Scan the data for "可以帮助你追踪技能冷却" and copy the lines it appears in.

+++ DATA LINES +++

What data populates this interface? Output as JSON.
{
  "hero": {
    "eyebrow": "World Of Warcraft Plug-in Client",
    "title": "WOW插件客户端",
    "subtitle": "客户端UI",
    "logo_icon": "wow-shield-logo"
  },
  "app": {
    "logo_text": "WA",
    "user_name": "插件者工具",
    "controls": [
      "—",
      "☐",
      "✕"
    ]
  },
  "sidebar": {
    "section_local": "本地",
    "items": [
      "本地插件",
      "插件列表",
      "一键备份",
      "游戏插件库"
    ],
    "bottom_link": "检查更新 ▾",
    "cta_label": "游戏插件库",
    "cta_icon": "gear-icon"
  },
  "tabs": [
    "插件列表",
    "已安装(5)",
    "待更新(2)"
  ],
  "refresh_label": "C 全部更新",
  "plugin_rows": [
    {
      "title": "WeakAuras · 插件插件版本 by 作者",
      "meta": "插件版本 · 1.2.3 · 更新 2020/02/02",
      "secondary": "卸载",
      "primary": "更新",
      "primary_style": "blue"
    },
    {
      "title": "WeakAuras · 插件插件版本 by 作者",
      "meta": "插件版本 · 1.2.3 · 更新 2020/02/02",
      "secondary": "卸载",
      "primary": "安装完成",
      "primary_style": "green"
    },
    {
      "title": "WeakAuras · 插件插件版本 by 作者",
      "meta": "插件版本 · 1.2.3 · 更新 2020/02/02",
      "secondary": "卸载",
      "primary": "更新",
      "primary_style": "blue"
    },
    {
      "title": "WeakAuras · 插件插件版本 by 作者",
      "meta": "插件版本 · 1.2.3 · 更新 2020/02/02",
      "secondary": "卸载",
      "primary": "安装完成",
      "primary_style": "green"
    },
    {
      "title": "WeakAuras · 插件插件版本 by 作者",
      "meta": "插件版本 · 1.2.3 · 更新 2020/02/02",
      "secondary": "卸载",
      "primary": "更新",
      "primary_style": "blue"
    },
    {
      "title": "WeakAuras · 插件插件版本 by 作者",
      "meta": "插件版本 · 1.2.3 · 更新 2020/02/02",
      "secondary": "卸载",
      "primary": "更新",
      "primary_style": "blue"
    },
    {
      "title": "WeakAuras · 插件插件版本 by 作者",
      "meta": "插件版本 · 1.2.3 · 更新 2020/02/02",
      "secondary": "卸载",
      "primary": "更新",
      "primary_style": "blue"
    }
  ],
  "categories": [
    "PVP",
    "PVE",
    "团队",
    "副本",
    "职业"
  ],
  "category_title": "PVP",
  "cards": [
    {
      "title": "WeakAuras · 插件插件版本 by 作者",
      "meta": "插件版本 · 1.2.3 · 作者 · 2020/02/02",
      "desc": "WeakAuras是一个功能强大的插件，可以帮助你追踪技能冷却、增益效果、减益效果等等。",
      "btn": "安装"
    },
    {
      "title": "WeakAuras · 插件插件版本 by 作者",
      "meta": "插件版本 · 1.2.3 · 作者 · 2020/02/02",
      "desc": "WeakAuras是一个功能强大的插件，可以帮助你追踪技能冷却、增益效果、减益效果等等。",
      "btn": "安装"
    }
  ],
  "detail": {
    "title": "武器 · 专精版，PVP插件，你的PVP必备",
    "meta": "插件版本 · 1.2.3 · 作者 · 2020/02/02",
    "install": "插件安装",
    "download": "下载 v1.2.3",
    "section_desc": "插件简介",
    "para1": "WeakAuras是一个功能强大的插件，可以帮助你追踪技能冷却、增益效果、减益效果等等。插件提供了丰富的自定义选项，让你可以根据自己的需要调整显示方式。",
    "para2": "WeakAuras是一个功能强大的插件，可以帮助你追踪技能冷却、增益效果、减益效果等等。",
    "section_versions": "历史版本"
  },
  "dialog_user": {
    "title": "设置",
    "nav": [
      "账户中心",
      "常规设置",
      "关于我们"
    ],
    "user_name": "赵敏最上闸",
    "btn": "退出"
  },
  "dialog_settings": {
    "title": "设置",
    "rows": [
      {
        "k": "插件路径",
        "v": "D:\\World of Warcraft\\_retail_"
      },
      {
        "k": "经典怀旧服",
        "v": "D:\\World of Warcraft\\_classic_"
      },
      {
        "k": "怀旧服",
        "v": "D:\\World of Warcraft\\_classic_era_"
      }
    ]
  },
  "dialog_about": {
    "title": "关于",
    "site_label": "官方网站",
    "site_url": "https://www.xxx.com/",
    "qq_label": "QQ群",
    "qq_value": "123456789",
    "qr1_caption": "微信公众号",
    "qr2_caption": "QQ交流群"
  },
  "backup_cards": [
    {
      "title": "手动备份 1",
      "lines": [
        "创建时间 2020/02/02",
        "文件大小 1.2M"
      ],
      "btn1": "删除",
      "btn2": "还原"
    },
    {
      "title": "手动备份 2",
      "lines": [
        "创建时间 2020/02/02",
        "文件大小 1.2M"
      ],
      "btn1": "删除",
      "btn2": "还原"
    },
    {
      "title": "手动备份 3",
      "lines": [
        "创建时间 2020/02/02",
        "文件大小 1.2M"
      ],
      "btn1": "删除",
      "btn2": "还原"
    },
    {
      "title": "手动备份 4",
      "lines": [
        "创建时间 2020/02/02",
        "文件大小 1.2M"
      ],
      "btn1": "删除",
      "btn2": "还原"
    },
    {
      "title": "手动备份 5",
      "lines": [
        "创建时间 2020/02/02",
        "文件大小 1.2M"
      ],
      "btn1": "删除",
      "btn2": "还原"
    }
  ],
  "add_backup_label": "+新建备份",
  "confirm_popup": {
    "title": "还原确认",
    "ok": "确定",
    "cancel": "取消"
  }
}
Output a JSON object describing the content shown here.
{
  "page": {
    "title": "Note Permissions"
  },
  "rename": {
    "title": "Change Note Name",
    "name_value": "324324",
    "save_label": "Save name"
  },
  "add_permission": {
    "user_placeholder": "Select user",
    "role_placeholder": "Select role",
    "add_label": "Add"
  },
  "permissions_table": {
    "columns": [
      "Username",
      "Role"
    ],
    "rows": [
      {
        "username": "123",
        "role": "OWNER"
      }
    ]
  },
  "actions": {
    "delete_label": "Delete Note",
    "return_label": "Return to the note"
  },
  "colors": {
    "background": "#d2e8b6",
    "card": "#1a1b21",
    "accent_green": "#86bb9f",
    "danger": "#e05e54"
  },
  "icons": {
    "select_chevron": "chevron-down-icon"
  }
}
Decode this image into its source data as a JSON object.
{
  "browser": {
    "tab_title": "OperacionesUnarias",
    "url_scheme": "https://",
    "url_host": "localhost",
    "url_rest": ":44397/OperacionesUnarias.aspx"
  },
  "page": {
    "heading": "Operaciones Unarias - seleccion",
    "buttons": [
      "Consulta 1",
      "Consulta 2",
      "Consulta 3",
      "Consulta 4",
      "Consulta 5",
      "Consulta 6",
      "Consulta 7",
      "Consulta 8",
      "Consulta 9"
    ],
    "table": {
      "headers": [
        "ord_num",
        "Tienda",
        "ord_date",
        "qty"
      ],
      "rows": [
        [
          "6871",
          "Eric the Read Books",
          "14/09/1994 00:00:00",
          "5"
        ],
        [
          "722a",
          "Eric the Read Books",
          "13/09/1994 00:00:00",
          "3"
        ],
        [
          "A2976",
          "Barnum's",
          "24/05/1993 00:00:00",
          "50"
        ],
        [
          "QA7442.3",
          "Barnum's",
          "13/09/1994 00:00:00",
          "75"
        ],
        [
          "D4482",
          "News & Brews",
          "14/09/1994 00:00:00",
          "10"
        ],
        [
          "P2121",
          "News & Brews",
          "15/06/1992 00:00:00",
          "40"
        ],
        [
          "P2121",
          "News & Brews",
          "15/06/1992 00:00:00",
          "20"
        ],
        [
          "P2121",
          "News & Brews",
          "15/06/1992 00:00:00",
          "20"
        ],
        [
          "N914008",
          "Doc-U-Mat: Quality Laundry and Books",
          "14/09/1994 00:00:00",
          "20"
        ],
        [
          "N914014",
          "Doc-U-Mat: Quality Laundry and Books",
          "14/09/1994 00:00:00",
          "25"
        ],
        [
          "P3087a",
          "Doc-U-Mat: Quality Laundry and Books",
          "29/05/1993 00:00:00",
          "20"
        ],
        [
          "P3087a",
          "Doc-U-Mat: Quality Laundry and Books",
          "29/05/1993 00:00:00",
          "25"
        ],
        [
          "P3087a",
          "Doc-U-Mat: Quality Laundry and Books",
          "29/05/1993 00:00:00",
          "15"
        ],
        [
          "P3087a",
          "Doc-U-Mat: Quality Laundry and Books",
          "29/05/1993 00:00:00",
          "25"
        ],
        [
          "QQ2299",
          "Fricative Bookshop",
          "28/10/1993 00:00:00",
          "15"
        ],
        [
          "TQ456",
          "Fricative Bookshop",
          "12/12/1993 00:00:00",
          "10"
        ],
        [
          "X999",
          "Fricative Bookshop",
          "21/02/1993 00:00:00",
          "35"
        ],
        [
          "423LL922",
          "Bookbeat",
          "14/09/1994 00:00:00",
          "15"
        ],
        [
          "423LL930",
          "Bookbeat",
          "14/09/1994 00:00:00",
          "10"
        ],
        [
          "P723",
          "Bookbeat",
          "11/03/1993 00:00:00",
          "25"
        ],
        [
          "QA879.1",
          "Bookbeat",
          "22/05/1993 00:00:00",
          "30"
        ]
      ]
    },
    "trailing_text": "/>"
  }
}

+++

RESULT OF THE TASK
      "desc": "WeakAuras是一个功能强大的插件，可以帮助你追踪技能冷却、增益效果、减益效果等等。",
      "desc": "WeakAuras是一个功能强大的插件，可以帮助你追踪技能冷却、增益效果、减益效果等等。",
    "para1": "WeakAuras是一个功能强大的插件，可以帮助你追踪技能冷却、增益效果、减益效果等等。插件提供了丰富的自定义选项，让你可以根据自己的需要调整显示方式。",
    "para2": "WeakAuras是一个功能强大的插件，可以帮助你追踪技能冷却、增益效果、减益效果等等。",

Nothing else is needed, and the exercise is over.